GIVEN INFORMATION —
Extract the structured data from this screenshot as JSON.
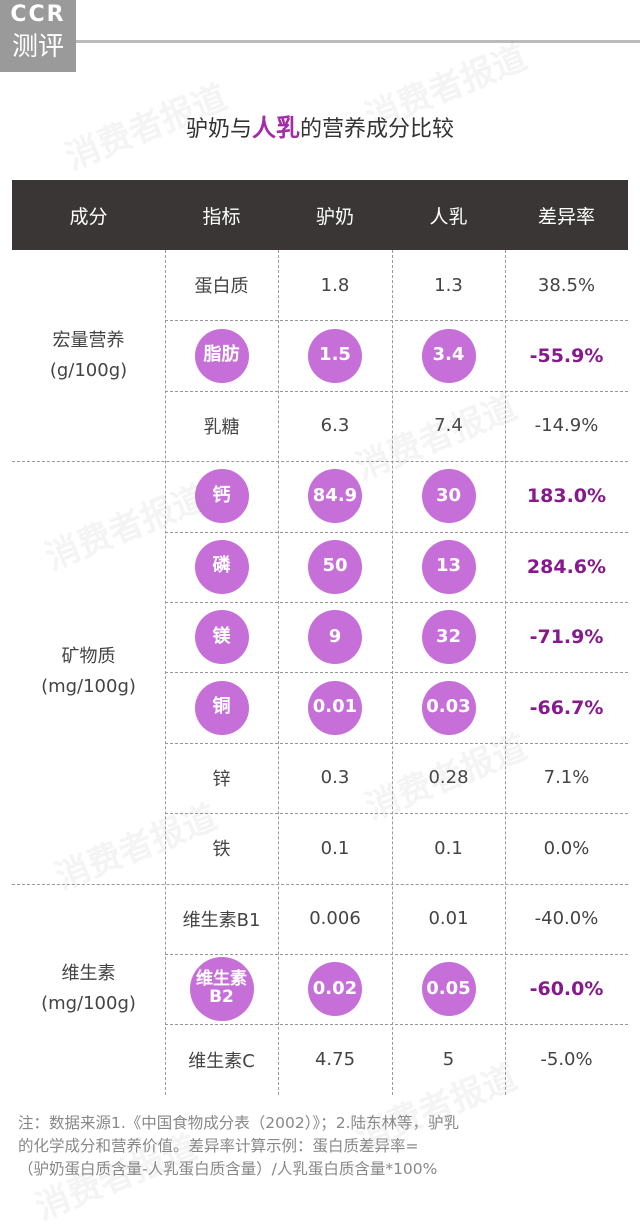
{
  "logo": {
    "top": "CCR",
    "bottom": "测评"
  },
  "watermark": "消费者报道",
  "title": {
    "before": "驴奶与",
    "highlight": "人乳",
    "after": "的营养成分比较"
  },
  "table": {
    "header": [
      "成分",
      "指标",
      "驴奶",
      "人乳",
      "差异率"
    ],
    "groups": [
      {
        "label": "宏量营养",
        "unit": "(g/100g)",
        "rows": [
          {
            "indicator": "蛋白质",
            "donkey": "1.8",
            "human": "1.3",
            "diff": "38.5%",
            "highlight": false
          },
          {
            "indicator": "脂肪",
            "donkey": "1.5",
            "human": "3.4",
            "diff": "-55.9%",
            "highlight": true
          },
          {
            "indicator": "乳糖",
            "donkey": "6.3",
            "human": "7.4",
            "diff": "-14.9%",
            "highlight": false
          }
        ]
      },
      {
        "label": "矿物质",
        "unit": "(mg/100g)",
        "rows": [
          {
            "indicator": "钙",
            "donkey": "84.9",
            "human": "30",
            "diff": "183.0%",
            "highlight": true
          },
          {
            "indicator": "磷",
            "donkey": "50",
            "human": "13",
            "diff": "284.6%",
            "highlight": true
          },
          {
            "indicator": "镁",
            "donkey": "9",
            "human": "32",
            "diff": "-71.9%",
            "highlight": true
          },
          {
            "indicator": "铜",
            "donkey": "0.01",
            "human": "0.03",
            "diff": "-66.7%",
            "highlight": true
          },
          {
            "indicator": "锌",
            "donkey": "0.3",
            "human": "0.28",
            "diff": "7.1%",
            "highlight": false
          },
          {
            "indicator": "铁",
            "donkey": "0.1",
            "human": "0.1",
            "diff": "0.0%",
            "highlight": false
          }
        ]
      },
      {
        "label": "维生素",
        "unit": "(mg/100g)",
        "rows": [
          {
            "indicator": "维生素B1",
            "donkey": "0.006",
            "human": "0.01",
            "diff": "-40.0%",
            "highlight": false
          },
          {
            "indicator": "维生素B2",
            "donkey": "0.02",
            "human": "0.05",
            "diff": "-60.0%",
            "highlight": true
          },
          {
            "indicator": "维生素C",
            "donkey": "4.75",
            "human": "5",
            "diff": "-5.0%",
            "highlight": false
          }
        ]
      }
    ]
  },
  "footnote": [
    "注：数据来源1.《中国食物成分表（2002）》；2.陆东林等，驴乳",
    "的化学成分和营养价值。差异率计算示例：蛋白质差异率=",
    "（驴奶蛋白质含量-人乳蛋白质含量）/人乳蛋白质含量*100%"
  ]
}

WRITTEN TASK — Copy the records word for word, leaving no picture in the copy.

PROBLEM SOLUTION —
Extract the structured data from this screenshot as JSON.
{
  "logo": {
    "top": "CCR",
    "bottom": "测评"
  },
  "watermark": "消费者报道",
  "title": {
    "before": "驴奶与",
    "highlight": "人乳",
    "after": "的营养成分比较"
  },
  "table": {
    "header": [
      "成分",
      "指标",
      "驴奶",
      "人乳",
      "差异率"
    ],
    "groups": [
      {
        "label": "宏量营养",
        "unit": "(g/100g)",
        "rows": [
          {
            "indicator": "蛋白质",
            "donkey": "1.8",
            "human": "1.3",
            "diff": "38.5%",
            "highlight": false
          },
          {
            "indicator": "脂肪",
            "donkey": "1.5",
            "human": "3.4",
            "diff": "-55.9%",
            "highlight": true
          },
          {
            "indicator": "乳糖",
            "donkey": "6.3",
            "human": "7.4",
            "diff": "-14.9%",
            "highlight": false
          }
        ]
      },
      {
        "label": "矿物质",
        "unit": "(mg/100g)",
        "rows": [
          {
            "indicator": "钙",
            "donkey": "84.9",
            "human": "30",
            "diff": "183.0%",
            "highlight": true
          },
          {
            "indicator": "磷",
            "donkey": "50",
            "human": "13",
            "diff": "284.6%",
            "highlight": true
          },
          {
            "indicator": "镁",
            "donkey": "9",
            "human": "32",
            "diff": "-71.9%",
            "highlight": true
          },
          {
            "indicator": "铜",
            "donkey": "0.01",
            "human": "0.03",
            "diff": "-66.7%",
            "highlight": true
          },
          {
            "indicator": "锌",
            "donkey": "0.3",
            "human": "0.28",
            "diff": "7.1%",
            "highlight": false
          },
          {
            "indicator": "铁",
            "donkey": "0.1",
            "human": "0.1",
            "diff": "0.0%",
            "highlight": false
          }
        ]
      },
      {
        "label": "维生素",
        "unit": "(mg/100g)",
        "rows": [
          {
            "indicator": "维生素B1",
            "donkey": "0.006",
            "human": "0.01",
            "diff": "-40.0%",
            "highlight": false
          },
          {
            "indicator": "维生素B2",
            "donkey": "0.02",
            "human": "0.05",
            "diff": "-60.0%",
            "highlight": true
          },
          {
            "indicator": "维生素C",
            "donkey": "4.75",
            "human": "5",
            "diff": "-5.0%",
            "highlight": false
          }
        ]
      }
    ]
  },
  "footnote": [
    "注：数据来源1.《中国食物成分表（2002）》；2.陆东林等，驴乳",
    "的化学成分和营养价值。差异率计算示例：蛋白质差异率=",
    "（驴奶蛋白质含量-人乳蛋白质含量）/人乳蛋白质含量*100%"
  ]
}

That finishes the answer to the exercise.